Provided records ::
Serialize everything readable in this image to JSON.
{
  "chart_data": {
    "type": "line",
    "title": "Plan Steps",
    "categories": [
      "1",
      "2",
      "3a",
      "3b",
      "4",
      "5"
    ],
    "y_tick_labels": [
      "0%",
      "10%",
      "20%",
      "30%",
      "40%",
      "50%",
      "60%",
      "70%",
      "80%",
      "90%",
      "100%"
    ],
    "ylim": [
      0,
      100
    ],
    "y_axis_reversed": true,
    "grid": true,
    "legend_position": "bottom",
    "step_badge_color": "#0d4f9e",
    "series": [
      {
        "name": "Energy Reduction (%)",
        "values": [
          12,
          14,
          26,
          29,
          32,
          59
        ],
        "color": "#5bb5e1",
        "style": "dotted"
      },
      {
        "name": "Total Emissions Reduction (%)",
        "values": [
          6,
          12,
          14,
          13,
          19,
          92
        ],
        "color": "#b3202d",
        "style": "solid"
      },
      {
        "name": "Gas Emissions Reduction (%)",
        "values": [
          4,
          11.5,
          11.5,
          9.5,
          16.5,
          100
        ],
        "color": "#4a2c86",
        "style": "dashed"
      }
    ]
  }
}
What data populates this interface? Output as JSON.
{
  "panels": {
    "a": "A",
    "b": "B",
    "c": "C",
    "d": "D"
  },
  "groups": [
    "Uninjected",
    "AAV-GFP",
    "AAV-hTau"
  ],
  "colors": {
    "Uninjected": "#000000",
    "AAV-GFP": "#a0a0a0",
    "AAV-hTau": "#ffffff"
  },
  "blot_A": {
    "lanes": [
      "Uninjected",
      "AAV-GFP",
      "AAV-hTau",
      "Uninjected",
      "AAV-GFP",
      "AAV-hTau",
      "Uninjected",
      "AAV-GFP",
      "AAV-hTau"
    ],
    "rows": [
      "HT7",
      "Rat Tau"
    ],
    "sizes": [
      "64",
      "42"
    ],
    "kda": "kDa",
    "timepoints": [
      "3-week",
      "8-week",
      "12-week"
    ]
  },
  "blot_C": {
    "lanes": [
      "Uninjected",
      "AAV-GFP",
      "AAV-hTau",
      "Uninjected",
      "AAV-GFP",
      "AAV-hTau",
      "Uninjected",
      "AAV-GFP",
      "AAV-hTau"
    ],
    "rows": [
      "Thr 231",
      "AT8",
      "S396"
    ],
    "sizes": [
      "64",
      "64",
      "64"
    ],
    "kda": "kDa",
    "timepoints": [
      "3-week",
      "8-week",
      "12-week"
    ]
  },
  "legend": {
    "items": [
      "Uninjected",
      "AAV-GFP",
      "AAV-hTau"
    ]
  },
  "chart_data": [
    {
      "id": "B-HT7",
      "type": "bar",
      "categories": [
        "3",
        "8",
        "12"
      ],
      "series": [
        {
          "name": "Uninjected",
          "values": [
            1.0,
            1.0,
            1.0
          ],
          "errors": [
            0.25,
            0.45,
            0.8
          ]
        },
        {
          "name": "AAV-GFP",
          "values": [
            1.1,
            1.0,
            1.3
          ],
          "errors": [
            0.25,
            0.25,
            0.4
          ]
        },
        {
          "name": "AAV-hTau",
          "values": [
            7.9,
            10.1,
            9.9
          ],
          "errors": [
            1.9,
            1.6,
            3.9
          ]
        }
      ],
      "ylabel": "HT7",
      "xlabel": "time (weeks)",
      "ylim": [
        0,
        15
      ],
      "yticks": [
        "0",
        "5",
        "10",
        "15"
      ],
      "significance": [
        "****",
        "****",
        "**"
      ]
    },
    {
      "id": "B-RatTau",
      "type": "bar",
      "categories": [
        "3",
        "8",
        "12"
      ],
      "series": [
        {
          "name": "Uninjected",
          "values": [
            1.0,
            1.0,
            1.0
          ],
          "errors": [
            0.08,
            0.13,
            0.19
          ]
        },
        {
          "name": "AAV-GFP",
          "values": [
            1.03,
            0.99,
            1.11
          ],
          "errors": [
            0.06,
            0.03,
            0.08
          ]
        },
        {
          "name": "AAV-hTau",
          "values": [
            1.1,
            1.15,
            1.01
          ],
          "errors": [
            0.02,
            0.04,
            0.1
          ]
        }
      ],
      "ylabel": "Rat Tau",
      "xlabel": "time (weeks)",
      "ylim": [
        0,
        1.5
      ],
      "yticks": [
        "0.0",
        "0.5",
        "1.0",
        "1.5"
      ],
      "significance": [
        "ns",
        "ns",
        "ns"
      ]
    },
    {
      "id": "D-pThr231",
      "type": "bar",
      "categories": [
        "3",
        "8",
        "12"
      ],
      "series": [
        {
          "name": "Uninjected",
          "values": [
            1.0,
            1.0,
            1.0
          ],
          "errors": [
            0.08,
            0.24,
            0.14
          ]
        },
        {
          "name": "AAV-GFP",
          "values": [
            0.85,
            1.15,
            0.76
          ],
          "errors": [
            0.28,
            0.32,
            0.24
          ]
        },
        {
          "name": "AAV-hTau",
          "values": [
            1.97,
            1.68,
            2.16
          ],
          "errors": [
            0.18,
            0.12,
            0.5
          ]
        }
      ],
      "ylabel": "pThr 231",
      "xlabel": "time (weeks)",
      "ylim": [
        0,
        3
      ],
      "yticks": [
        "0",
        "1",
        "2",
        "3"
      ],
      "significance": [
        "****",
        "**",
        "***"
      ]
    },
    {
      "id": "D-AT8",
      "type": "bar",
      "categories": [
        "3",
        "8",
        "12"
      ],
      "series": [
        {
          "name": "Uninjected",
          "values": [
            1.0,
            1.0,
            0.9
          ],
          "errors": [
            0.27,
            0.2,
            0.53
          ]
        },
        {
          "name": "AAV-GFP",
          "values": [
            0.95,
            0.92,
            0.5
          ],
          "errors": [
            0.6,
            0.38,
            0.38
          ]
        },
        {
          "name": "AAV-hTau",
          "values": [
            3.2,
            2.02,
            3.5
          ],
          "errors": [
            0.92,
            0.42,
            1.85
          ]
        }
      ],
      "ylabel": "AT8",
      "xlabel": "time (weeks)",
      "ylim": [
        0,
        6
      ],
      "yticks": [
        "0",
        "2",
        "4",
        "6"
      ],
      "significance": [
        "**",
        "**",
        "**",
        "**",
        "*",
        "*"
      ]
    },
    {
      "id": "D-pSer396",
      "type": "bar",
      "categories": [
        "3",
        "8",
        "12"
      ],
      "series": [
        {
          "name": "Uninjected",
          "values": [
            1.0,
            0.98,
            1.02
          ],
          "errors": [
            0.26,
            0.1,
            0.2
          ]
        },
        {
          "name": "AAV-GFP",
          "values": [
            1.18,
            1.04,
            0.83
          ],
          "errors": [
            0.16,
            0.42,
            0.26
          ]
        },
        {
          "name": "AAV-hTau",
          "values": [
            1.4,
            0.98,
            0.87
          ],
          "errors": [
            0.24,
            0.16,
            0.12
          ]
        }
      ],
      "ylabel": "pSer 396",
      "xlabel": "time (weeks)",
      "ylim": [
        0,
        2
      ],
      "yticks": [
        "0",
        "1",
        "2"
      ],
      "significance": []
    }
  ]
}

What to produce :: From the records above, extract everything verbatim.

Correct answer ::
Serialize everything readable in this image to JSON.
{
  "chart_data": {
    "type": "line",
    "title": "Plan Steps",
    "categories": [
      "1",
      "2",
      "3a",
      "3b",
      "4",
      "5"
    ],
    "y_tick_labels": [
      "0%",
      "10%",
      "20%",
      "30%",
      "40%",
      "50%",
      "60%",
      "70%",
      "80%",
      "90%",
      "100%"
    ],
    "ylim": [
      0,
      100
    ],
    "y_axis_reversed": true,
    "grid": true,
    "legend_position": "bottom",
    "step_badge_color": "#0d4f9e",
    "series": [
      {
        "name": "Energy Reduction (%)",
        "values": [
          12,
          14,
          26,
          29,
          32,
          59
        ],
        "color": "#5bb5e1",
        "style": "dotted"
      },
      {
        "name": "Total Emissions Reduction (%)",
        "values": [
          6,
          12,
          14,
          13,
          19,
          92
        ],
        "color": "#b3202d",
        "style": "solid"
      },
      {
        "name": "Gas Emissions Reduction (%)",
        "values": [
          4,
          11.5,
          11.5,
          9.5,
          16.5,
          100
        ],
        "color": "#4a2c86",
        "style": "dashed"
      }
    ]
  }
}
What data populates this interface? Output as JSON.
{
  "panels": {
    "a": "A",
    "b": "B",
    "c": "C",
    "d": "D"
  },
  "groups": [
    "Uninjected",
    "AAV-GFP",
    "AAV-hTau"
  ],
  "colors": {
    "Uninjected": "#000000",
    "AAV-GFP": "#a0a0a0",
    "AAV-hTau": "#ffffff"
  },
  "blot_A": {
    "lanes": [
      "Uninjected",
      "AAV-GFP",
      "AAV-hTau",
      "Uninjected",
      "AAV-GFP",
      "AAV-hTau",
      "Uninjected",
      "AAV-GFP",
      "AAV-hTau"
    ],
    "rows": [
      "HT7",
      "Rat Tau"
    ],
    "sizes": [
      "64",
      "42"
    ],
    "kda": "kDa",
    "timepoints": [
      "3-week",
      "8-week",
      "12-week"
    ]
  },
  "blot_C": {
    "lanes": [
      "Uninjected",
      "AAV-GFP",
      "AAV-hTau",
      "Uninjected",
      "AAV-GFP",
      "AAV-hTau",
      "Uninjected",
      "AAV-GFP",
      "AAV-hTau"
    ],
    "rows": [
      "Thr 231",
      "AT8",
      "S396"
    ],
    "sizes": [
      "64",
      "64",
      "64"
    ],
    "kda": "kDa",
    "timepoints": [
      "3-week",
      "8-week",
      "12-week"
    ]
  },
  "legend": {
    "items": [
      "Uninjected",
      "AAV-GFP",
      "AAV-hTau"
    ]
  },
  "chart_data": [
    {
      "id": "B-HT7",
      "type": "bar",
      "categories": [
        "3",
        "8",
        "12"
      ],
      "series": [
        {
          "name": "Uninjected",
          "values": [
            1.0,
            1.0,
            1.0
          ],
          "errors": [
            0.25,
            0.45,
            0.8
          ]
        },
        {
          "name": "AAV-GFP",
          "values": [
            1.1,
            1.0,
            1.3
          ],
          "errors": [
            0.25,
            0.25,
            0.4
          ]
        },
        {
          "name": "AAV-hTau",
          "values": [
            7.9,
            10.1,
            9.9
          ],
          "errors": [
            1.9,
            1.6,
            3.9
          ]
        }
      ],
      "ylabel": "HT7",
      "xlabel": "time (weeks)",
      "ylim": [
        0,
        15
      ],
      "yticks": [
        "0",
        "5",
        "10",
        "15"
      ],
      "significance": [
        "****",
        "****",
        "**"
      ]
    },
    {
      "id": "B-RatTau",
      "type": "bar",
      "categories": [
        "3",
        "8",
        "12"
      ],
      "series": [
        {
          "name": "Uninjected",
          "values": [
            1.0,
            1.0,
            1.0
          ],
          "errors": [
            0.08,
            0.13,
            0.19
          ]
        },
        {
          "name": "AAV-GFP",
          "values": [
            1.03,
            0.99,
            1.11
          ],
          "errors": [
            0.06,
            0.03,
            0.08
          ]
        },
        {
          "name": "AAV-hTau",
          "values": [
            1.1,
            1.15,
            1.01
          ],
          "errors": [
            0.02,
            0.04,
            0.1
          ]
        }
      ],
      "ylabel": "Rat Tau",
      "xlabel": "time (weeks)",
      "ylim": [
        0,
        1.5
      ],
      "yticks": [
        "0.0",
        "0.5",
        "1.0",
        "1.5"
      ],
      "significance": [
        "ns",
        "ns",
        "ns"
      ]
    },
    {
      "id": "D-pThr231",
      "type": "bar",
      "categories": [
        "3",
        "8",
        "12"
      ],
      "series": [
        {
          "name": "Uninjected",
          "values": [
            1.0,
            1.0,
            1.0
          ],
          "errors": [
            0.08,
            0.24,
            0.14
          ]
        },
        {
          "name": "AAV-GFP",
          "values": [
            0.85,
            1.15,
            0.76
          ],
          "errors": [
            0.28,
            0.32,
            0.24
          ]
        },
        {
          "name": "AAV-hTau",
          "values": [
            1.97,
            1.68,
            2.16
          ],
          "errors": [
            0.18,
            0.12,
            0.5
          ]
        }
      ],
      "ylabel": "pThr 231",
      "xlabel": "time (weeks)",
      "ylim": [
        0,
        3
      ],
      "yticks": [
        "0",
        "1",
        "2",
        "3"
      ],
      "significance": [
        "****",
        "**",
        "***"
      ]
    },
    {
      "id": "D-AT8",
      "type": "bar",
      "categories": [
        "3",
        "8",
        "12"
      ],
      "series": [
        {
          "name": "Uninjected",
          "values": [
            1.0,
            1.0,
            0.9
          ],
          "errors": [
            0.27,
            0.2,
            0.53
          ]
        },
        {
          "name": "AAV-GFP",
          "values": [
            0.95,
            0.92,
            0.5
          ],
          "errors": [
            0.6,
            0.38,
            0.38
          ]
        },
        {
          "name": "AAV-hTau",
          "values": [
            3.2,
            2.02,
            3.5
          ],
          "errors": [
            0.92,
            0.42,
            1.85
          ]
        }
      ],
      "ylabel": "AT8",
      "xlabel": "time (weeks)",
      "ylim": [
        0,
        6
      ],
      "yticks": [
        "0",
        "2",
        "4",
        "6"
      ],
      "significance": [
        "**",
        "**",
        "**",
        "**",
        "*",
        "*"
      ]
    },
    {
      "id": "D-pSer396",
      "type": "bar",
      "categories": [
        "3",
        "8",
        "12"
      ],
      "series": [
        {
          "name": "Uninjected",
          "values": [
            1.0,
            0.98,
            1.02
          ],
          "errors": [
            0.26,
            0.1,
            0.2
          ]
        },
        {
          "name": "AAV-GFP",
          "values": [
            1.18,
            1.04,
            0.83
          ],
          "errors": [
            0.16,
            0.42,
            0.26
          ]
        },
        {
          "name": "AAV-hTau",
          "values": [
            1.4,
            0.98,
            0.87
          ],
          "errors": [
            0.24,
            0.16,
            0.12
          ]
        }
      ],
      "ylabel": "pSer 396",
      "xlabel": "time (weeks)",
      "ylim": [
        0,
        2
      ],
      "yticks": [
        "0",
        "1",
        "2"
      ],
      "significance": []
    }
  ]
}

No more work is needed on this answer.